WRITTEN PROBLEM
Whenever a line contains the string "year", copy it out of the entries.

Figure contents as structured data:
::::::::::
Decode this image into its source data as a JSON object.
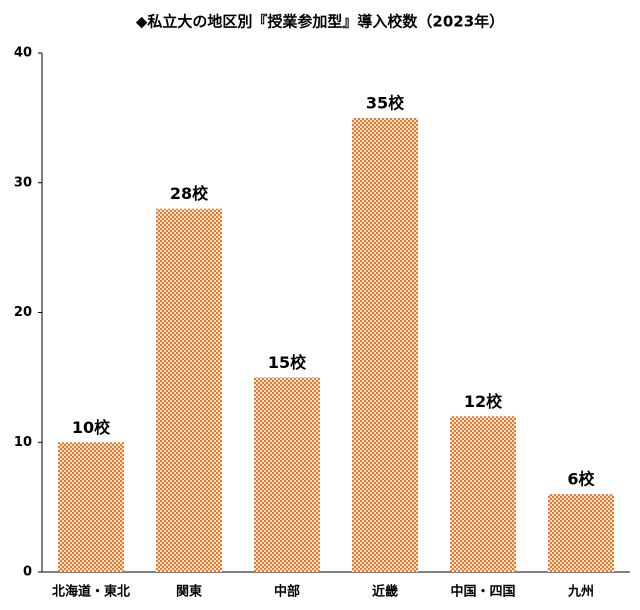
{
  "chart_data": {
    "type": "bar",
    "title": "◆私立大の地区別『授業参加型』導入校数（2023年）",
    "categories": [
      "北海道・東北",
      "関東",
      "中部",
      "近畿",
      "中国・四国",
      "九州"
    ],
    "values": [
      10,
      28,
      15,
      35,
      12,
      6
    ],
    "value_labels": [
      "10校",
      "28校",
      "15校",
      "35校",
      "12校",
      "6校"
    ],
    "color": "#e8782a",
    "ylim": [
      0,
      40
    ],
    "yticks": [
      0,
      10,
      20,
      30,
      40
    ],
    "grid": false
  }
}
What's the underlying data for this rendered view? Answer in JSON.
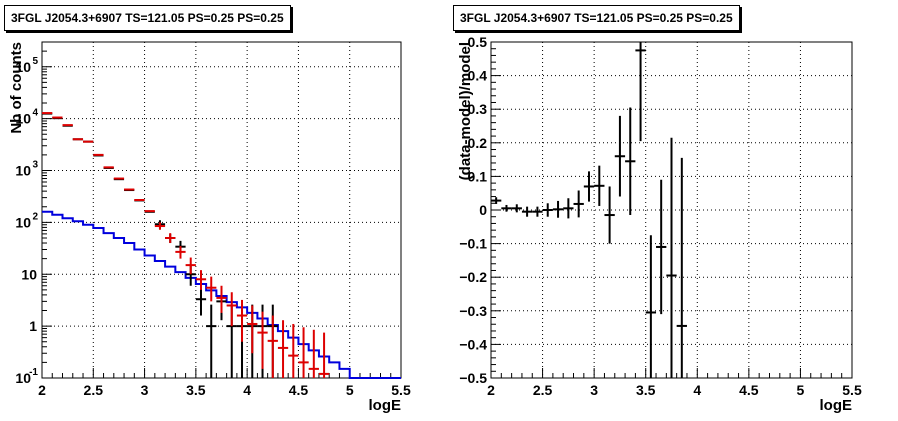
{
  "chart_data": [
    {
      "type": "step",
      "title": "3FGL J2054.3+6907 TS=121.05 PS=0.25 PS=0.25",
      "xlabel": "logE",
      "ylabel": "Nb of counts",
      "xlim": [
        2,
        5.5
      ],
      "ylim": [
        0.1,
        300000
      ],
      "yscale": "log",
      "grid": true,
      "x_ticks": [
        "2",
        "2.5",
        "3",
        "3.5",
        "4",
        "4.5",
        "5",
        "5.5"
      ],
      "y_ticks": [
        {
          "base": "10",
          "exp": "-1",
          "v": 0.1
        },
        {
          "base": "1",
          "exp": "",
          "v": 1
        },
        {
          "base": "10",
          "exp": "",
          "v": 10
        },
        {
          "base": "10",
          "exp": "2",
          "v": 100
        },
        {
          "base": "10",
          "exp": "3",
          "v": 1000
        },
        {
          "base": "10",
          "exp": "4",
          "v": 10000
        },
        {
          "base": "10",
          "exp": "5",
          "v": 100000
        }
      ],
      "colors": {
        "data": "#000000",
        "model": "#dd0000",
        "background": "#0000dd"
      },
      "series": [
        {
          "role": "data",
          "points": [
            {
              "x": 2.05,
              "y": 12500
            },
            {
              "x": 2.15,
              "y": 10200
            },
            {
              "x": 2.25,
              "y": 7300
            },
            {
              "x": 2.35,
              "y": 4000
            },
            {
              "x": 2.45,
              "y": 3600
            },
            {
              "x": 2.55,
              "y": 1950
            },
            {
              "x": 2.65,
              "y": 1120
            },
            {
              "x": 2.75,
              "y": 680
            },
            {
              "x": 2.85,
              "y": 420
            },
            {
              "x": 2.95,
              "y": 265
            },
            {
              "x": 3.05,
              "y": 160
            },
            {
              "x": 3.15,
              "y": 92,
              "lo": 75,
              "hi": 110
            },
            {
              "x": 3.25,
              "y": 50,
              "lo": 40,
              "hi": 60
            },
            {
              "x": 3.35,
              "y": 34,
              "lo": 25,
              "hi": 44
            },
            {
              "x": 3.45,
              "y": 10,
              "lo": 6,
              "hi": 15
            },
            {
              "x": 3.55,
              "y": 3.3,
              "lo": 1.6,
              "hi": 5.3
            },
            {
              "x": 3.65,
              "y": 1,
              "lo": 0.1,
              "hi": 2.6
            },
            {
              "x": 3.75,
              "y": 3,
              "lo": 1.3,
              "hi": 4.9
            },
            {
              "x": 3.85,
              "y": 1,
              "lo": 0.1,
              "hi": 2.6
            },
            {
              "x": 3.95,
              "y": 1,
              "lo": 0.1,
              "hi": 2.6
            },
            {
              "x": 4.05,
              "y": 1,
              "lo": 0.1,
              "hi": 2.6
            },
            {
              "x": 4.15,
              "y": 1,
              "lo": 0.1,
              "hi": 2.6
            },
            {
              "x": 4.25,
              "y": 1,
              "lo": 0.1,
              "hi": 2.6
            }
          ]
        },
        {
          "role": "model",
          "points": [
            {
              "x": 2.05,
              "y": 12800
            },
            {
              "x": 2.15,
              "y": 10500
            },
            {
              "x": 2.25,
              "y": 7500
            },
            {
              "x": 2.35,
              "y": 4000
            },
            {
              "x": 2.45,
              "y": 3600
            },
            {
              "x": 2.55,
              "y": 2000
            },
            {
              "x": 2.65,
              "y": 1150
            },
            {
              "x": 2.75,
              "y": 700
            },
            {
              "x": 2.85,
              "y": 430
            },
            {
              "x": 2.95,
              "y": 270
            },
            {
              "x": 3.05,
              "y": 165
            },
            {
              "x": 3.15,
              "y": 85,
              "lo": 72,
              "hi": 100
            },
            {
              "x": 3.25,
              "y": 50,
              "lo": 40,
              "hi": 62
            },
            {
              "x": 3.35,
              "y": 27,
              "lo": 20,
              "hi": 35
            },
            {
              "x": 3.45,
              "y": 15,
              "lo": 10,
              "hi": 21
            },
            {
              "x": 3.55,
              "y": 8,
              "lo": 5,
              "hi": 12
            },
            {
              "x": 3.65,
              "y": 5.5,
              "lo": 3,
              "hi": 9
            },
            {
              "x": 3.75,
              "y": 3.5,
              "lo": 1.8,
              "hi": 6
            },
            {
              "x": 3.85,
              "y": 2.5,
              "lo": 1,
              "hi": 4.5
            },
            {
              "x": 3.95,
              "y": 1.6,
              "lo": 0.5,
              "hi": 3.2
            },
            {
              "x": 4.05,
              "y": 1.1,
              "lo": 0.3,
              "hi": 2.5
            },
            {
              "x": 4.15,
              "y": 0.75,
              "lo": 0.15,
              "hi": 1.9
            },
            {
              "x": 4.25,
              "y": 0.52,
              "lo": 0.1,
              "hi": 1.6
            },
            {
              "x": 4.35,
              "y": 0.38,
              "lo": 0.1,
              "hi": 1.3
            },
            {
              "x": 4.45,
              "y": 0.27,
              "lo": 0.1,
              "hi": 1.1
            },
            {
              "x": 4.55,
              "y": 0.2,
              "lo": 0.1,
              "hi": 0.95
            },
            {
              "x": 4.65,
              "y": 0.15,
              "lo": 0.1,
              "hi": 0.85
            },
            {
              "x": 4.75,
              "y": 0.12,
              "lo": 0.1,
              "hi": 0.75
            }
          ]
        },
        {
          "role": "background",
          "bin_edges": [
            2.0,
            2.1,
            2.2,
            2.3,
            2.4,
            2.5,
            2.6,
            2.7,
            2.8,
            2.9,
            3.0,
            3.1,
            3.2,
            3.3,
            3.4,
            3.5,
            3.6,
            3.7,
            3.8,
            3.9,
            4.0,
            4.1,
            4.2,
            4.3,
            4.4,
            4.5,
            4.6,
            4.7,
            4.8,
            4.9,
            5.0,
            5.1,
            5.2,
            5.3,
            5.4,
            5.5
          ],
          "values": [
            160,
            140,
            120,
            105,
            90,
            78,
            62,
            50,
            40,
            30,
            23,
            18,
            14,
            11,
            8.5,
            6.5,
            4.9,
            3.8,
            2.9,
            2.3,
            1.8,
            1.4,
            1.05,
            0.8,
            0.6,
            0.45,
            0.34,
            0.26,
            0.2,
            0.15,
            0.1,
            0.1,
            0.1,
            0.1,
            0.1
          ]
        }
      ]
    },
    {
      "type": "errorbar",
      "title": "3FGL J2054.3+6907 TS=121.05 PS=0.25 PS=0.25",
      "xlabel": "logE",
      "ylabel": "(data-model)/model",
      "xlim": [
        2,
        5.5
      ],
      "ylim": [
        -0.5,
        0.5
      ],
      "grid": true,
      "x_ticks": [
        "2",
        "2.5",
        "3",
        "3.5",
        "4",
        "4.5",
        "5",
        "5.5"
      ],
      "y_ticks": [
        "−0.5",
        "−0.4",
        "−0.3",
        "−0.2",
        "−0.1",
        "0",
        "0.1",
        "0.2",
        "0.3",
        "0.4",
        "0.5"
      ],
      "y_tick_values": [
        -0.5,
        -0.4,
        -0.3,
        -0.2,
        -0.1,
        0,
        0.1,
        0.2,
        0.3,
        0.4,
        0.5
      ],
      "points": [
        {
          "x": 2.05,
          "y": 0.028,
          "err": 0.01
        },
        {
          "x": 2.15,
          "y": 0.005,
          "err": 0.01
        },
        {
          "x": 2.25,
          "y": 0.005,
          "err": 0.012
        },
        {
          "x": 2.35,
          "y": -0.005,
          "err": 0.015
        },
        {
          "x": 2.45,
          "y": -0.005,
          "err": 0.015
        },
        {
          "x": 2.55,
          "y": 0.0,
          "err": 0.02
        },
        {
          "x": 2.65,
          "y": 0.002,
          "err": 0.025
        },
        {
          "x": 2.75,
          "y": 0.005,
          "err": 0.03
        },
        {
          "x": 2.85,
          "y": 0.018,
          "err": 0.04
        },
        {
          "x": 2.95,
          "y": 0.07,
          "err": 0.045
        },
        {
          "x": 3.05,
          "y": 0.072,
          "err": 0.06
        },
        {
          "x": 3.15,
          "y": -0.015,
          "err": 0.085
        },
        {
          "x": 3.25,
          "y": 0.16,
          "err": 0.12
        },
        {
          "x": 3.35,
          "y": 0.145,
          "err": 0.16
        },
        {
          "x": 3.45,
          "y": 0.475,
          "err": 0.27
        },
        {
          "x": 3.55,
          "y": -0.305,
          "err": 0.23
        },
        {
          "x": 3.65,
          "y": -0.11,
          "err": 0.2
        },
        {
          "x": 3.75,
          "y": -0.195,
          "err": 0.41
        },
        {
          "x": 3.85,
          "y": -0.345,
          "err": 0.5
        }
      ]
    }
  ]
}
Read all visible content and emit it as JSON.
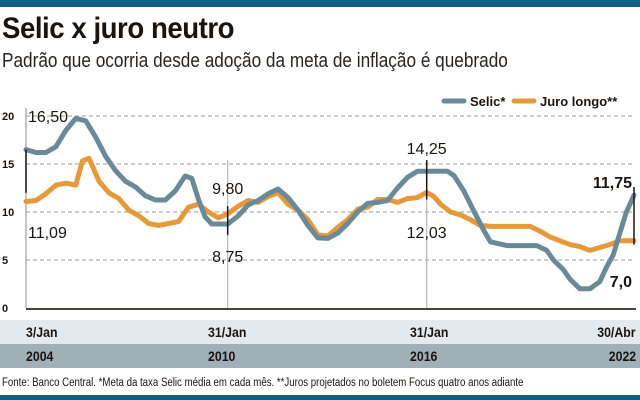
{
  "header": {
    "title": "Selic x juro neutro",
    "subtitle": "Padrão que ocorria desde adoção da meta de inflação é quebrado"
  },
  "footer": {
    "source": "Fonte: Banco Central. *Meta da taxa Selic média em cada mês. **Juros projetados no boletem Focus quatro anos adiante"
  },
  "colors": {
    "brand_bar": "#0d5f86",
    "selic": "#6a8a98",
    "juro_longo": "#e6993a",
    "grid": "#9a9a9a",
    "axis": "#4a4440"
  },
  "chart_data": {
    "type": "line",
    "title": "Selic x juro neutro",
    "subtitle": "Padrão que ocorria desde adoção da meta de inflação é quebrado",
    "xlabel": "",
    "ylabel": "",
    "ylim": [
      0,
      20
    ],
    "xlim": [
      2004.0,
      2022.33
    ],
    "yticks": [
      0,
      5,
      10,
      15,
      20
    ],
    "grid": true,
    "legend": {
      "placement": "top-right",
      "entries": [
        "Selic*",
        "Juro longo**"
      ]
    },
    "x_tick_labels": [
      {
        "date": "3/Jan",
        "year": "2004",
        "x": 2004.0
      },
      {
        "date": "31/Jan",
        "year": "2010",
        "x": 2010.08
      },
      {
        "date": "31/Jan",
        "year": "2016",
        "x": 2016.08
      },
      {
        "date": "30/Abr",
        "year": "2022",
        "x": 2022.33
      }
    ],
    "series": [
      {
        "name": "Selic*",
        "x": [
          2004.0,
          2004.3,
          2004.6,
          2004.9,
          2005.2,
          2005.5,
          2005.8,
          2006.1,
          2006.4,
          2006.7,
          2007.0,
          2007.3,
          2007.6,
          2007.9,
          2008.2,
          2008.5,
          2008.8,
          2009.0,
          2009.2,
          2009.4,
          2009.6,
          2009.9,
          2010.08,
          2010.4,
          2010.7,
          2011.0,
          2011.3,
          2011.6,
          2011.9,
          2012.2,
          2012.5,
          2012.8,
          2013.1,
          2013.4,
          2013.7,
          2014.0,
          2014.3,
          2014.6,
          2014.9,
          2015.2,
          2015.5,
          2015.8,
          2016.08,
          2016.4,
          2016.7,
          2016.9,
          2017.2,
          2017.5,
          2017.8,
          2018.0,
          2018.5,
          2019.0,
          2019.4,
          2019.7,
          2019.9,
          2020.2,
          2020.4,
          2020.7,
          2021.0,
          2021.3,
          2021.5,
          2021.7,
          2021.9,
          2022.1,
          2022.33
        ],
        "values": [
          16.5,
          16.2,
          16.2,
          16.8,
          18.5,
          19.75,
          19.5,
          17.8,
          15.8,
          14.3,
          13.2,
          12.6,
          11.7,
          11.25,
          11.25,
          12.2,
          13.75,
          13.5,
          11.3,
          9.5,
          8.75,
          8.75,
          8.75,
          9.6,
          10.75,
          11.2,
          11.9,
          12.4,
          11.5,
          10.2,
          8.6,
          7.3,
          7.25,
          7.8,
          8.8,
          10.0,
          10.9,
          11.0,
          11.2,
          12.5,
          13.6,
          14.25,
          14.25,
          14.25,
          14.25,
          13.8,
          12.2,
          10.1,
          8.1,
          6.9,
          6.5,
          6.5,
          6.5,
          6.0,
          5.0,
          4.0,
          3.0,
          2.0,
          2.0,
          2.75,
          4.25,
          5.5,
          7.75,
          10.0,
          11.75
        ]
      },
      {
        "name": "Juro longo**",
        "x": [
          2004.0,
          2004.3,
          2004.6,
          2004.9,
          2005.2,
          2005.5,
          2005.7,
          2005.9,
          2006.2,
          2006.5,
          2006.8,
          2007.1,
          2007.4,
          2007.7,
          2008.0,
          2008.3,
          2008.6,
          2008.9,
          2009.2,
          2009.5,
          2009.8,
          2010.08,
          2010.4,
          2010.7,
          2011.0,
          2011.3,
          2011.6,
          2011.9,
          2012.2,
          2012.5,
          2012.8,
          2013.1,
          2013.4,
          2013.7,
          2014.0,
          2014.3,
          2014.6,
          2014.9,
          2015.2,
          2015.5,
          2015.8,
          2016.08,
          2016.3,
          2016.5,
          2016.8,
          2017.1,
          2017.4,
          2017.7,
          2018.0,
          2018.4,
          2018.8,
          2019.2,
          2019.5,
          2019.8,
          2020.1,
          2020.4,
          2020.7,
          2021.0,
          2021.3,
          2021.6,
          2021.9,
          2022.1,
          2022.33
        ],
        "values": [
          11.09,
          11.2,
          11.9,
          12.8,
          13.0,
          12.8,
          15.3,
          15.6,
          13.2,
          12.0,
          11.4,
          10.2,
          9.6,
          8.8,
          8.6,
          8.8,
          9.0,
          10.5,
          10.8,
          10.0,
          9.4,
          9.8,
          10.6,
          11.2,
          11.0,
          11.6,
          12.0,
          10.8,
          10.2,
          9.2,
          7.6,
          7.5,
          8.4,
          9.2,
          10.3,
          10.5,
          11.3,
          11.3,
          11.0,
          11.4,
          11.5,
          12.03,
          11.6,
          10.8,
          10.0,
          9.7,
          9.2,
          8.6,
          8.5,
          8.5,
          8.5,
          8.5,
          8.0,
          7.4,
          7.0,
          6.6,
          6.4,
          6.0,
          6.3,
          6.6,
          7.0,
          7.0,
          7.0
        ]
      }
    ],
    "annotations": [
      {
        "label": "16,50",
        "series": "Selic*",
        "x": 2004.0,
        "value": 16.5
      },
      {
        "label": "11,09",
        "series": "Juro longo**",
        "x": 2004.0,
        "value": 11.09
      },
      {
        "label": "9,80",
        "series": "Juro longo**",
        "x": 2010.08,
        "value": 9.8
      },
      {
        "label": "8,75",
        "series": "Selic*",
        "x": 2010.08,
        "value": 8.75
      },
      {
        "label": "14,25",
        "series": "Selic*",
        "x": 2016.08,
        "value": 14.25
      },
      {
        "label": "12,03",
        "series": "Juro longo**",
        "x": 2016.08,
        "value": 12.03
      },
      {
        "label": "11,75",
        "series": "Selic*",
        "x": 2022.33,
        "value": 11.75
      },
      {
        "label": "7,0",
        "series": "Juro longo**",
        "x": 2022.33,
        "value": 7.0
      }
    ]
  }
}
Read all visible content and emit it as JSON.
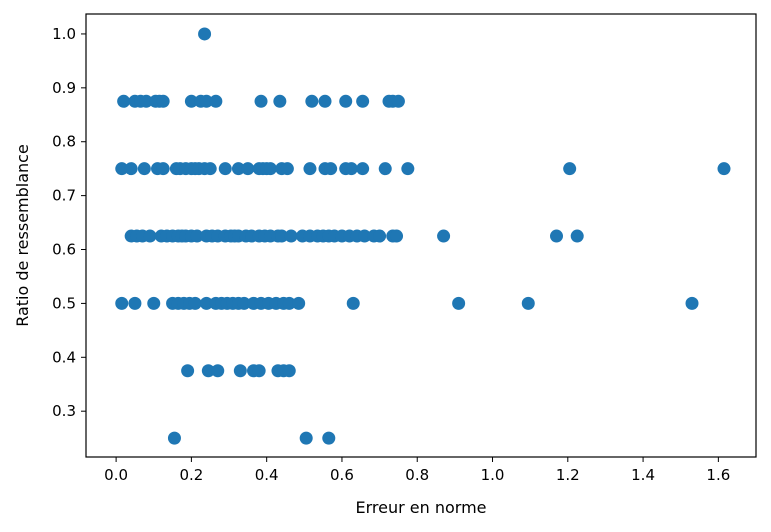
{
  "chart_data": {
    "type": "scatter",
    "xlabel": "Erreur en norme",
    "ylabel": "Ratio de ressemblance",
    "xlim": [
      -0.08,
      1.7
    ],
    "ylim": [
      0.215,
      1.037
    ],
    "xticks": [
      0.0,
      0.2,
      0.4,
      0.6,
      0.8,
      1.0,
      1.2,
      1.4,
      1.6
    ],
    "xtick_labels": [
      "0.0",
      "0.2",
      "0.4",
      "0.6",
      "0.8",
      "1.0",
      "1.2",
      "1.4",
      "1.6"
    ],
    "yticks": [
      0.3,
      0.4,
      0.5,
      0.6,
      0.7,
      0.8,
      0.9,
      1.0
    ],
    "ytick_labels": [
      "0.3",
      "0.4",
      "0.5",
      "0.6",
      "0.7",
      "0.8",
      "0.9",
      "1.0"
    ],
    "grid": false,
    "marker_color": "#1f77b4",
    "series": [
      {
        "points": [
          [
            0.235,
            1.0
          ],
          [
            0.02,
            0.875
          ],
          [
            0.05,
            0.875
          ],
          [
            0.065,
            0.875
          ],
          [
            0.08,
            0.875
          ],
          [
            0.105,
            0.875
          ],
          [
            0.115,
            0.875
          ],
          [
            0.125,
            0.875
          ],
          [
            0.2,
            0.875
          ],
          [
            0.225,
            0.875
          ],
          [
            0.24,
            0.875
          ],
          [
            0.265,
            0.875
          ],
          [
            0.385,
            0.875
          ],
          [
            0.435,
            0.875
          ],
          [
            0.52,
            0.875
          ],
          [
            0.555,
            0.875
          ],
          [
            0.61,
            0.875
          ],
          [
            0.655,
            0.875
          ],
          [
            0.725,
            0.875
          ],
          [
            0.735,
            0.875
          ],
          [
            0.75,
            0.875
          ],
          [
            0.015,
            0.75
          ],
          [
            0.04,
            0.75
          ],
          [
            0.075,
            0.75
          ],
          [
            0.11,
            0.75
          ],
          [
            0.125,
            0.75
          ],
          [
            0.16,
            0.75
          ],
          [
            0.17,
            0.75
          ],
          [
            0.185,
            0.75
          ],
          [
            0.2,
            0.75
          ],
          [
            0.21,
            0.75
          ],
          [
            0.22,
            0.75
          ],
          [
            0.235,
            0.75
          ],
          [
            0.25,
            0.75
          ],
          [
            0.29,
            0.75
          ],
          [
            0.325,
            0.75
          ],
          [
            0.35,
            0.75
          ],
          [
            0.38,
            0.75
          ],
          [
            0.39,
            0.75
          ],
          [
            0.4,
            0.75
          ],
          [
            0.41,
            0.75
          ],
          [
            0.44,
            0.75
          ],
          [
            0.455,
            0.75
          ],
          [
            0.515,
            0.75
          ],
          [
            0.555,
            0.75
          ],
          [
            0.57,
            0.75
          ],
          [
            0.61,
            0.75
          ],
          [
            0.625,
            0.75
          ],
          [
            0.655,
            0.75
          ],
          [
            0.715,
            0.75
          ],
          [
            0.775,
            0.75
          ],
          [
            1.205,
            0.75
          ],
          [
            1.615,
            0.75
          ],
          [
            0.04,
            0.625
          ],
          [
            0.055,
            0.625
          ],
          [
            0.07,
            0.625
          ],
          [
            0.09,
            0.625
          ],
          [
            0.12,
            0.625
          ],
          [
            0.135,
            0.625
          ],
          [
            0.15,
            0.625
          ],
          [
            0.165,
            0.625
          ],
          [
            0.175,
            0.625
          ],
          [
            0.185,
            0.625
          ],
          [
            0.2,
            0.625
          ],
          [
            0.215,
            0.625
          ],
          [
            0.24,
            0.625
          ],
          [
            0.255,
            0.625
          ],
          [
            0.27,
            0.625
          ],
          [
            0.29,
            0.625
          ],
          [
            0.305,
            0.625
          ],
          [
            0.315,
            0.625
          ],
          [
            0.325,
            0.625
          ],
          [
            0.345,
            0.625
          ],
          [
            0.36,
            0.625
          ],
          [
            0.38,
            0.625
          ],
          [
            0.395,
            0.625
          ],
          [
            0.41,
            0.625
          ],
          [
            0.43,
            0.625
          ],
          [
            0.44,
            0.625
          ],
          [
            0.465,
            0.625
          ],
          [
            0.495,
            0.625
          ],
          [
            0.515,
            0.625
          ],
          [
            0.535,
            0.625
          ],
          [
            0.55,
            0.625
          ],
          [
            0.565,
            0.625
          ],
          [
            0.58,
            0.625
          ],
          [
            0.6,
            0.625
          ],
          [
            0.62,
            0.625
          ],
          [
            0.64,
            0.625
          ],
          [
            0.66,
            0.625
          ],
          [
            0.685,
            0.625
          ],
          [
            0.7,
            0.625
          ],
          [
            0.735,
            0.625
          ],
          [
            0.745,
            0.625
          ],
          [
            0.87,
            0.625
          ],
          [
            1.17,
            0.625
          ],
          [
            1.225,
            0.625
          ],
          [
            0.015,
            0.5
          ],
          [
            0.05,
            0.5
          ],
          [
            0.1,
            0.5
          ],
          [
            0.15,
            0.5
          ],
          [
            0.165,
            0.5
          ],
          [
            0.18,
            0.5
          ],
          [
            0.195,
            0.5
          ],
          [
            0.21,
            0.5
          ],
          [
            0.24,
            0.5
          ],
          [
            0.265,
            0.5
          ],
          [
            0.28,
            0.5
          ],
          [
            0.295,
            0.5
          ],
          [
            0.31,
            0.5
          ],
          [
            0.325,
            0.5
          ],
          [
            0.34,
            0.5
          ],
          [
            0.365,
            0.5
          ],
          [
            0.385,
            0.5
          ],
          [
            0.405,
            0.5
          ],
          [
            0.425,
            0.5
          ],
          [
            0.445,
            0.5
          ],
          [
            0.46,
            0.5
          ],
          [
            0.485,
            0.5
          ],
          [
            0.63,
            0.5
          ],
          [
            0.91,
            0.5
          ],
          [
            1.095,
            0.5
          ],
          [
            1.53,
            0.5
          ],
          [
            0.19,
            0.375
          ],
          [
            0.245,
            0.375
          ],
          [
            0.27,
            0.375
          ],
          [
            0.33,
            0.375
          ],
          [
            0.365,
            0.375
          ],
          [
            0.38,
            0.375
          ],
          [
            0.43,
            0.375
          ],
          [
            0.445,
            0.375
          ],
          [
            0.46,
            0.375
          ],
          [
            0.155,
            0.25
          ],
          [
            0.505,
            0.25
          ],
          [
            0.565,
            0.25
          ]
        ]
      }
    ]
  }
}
::::::::::
ANSWER
        "year": "2004",
        "year": "2010",
        "year": "2016",
        "year": "2022",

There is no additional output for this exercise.